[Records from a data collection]
>>>>

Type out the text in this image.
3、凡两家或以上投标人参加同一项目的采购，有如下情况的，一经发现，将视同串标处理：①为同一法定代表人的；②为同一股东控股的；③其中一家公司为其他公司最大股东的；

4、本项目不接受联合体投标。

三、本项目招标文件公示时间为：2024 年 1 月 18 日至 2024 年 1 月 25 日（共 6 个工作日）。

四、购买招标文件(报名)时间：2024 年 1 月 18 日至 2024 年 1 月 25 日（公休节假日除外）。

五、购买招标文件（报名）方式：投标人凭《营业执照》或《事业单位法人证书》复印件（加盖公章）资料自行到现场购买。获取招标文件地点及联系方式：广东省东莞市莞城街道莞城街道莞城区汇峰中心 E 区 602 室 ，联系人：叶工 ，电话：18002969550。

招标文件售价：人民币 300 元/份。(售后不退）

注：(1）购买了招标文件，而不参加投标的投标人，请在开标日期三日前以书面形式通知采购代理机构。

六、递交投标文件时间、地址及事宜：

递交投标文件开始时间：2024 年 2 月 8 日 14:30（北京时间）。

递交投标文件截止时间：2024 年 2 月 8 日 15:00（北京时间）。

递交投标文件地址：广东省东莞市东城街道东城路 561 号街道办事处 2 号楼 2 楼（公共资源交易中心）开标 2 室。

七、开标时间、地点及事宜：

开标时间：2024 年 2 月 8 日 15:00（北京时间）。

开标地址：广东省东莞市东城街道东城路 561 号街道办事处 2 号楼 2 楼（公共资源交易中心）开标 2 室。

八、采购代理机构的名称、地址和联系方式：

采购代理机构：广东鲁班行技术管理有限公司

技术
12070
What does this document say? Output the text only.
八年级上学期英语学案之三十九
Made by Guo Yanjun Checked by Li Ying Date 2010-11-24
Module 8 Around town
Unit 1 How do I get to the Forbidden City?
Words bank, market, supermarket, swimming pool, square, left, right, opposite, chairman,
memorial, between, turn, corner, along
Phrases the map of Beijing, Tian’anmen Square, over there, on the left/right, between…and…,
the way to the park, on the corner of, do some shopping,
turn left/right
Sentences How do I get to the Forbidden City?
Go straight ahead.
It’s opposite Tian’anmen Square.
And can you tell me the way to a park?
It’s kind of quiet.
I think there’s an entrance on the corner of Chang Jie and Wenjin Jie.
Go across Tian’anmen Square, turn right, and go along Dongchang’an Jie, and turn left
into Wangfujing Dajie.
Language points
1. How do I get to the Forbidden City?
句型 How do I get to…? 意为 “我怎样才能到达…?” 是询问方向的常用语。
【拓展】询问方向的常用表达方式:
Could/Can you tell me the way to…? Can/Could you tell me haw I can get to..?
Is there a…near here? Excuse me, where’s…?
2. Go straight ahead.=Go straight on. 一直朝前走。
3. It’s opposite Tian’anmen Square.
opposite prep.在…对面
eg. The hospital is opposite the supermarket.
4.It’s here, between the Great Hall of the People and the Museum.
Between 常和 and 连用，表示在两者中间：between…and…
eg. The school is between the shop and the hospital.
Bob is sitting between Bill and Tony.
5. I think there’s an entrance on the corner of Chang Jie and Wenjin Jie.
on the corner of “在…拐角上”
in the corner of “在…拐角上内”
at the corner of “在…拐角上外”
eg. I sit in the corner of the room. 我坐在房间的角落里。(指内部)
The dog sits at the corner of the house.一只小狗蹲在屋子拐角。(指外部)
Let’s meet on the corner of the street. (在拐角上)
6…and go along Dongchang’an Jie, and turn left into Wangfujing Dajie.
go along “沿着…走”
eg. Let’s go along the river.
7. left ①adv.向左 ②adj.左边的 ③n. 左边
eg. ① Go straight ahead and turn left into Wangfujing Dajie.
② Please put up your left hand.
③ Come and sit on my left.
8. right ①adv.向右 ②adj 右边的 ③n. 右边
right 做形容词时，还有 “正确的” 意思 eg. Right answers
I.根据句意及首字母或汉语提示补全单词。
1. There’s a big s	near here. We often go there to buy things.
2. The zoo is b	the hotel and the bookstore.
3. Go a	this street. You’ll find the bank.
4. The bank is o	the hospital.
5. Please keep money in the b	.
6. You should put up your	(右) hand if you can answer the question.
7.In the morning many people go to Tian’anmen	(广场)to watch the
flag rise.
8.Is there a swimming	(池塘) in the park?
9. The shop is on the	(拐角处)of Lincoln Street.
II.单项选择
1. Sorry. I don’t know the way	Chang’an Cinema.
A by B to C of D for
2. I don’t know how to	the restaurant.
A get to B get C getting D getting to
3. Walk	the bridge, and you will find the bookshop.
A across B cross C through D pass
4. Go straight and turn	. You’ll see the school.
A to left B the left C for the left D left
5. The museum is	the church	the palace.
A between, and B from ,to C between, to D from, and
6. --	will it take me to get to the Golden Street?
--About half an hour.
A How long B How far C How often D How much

<<<<

* [WORK TO COMPLETE]: Please output the entire listing exactly as it stands.

* [CORRECT RESULT]:
Type out the text in this image.
3、凡两家或以上投标人参加同一项目的采购，有如下情况的，一经发现，将视同串标处理：①为同一法定代表人的；②为同一股东控股的；③其中一家公司为其他公司最大股东的；

4、本项目不接受联合体投标。

三、本项目招标文件公示时间为：2024 年 1 月 18 日至 2024 年 1 月 25 日（共 6 个工作日）。

四、购买招标文件(报名)时间：2024 年 1 月 18 日至 2024 年 1 月 25 日（公休节假日除外）。

五、购买招标文件（报名）方式：投标人凭《营业执照》或《事业单位法人证书》复印件（加盖公章）资料自行到现场购买。获取招标文件地点及联系方式：广东省东莞市莞城街道莞城街道莞城区汇峰中心 E 区 602 室 ，联系人：叶工 ，电话：18002969550。

招标文件售价：人民币 300 元/份。(售后不退）

注：(1）购买了招标文件，而不参加投标的投标人，请在开标日期三日前以书面形式通知采购代理机构。

六、递交投标文件时间、地址及事宜：

递交投标文件开始时间：2024 年 2 月 8 日 14:30（北京时间）。

递交投标文件截止时间：2024 年 2 月 8 日 15:00（北京时间）。

递交投标文件地址：广东省东莞市东城街道东城路 561 号街道办事处 2 号楼 2 楼（公共资源交易中心）开标 2 室。

七、开标时间、地点及事宜：

开标时间：2024 年 2 月 8 日 15:00（北京时间）。

开标地址：广东省东莞市东城街道东城路 561 号街道办事处 2 号楼 2 楼（公共资源交易中心）开标 2 室。

八、采购代理机构的名称、地址和联系方式：

采购代理机构：广东鲁班行技术管理有限公司

技术
12070
What does this document say? Output the text only.
八年级上学期英语学案之三十九
Made by Guo Yanjun Checked by Li Ying Date 2010-11-24
Module 8 Around town
Unit 1 How do I get to the Forbidden City?
Words bank, market, supermarket, swimming pool, square, left, right, opposite, chairman,
memorial, between, turn, corner, along
Phrases the map of Beijing, Tian’anmen Square, over there, on the left/right, between…and…,
the way to the park, on the corner of, do some shopping,
turn left/right
Sentences How do I get to the Forbidden City?
Go straight ahead.
It’s opposite Tian’anmen Square.
And can you tell me the way to a park?
It’s kind of quiet.
I think there’s an entrance on the corner of Chang Jie and Wenjin Jie.
Go across Tian’anmen Square, turn right, and go along Dongchang’an Jie, and turn left
into Wangfujing Dajie.
Language points
1. How do I get to the Forbidden City?
句型 How do I get to…? 意为 “我怎样才能到达…?” 是询问方向的常用语。
【拓展】询问方向的常用表达方式:
Could/Can you tell me the way to…? Can/Could you tell me haw I can get to..?
Is there a…near here? Excuse me, where’s…?
2. Go straight ahead.=Go straight on. 一直朝前走。
3. It’s opposite Tian’anmen Square.
opposite prep.在…对面
eg. The hospital is opposite the supermarket.
4.It’s here, between the Great Hall of the People and the Museum.
Between 常和 and 连用，表示在两者中间：between…and…
eg. The school is between the shop and the hospital.
Bob is sitting between Bill and Tony.
5. I think there’s an entrance on the corner of Chang Jie and Wenjin Jie.
on the corner of “在…拐角上”
in the corner of “在…拐角上内”
at the corner of “在…拐角上外”
eg. I sit in the corner of the room. 我坐在房间的角落里。(指内部)
The dog sits at the corner of the house.一只小狗蹲在屋子拐角。(指外部)
Let’s meet on the corner of the street. (在拐角上)
6…and go along Dongchang’an Jie, and turn left into Wangfujing Dajie.
go along “沿着…走”
eg. Let’s go along the river.
7. left ①adv.向左 ②adj.左边的 ③n. 左边
eg. ① Go straight ahead and turn left into Wangfujing Dajie.
② Please put up your left hand.
③ Come and sit on my left.
8. right ①adv.向右 ②adj 右边的 ③n. 右边
right 做形容词时，还有 “正确的” 意思 eg. Right answers
I.根据句意及首字母或汉语提示补全单词。
1. There’s a big s	near here. We often go there to buy things.
2. The zoo is b	the hotel and the bookstore.
3. Go a	this street. You’ll find the bank.
4. The bank is o	the hospital.
5. Please keep money in the b	.
6. You should put up your	(右) hand if you can answer the question.
7.In the morning many people go to Tian’anmen	(广场)to watch the
flag rise.
8.Is there a swimming	(池塘) in the park?
9. The shop is on the	(拐角处)of Lincoln Street.
II.单项选择
1. Sorry. I don’t know the way	Chang’an Cinema.
A by B to C of D for
2. I don’t know how to	the restaurant.
A get to B get C getting D getting to
3. Walk	the bridge, and you will find the bookshop.
A across B cross C through D pass
4. Go straight and turn	. You’ll see the school.
A to left B the left C for the left D left
5. The museum is	the church	the palace.
A between, and B from ,to C between, to D from, and
6. --	will it take me to get to the Golden Street?
--About half an hour.
A How long B How far C How often D How much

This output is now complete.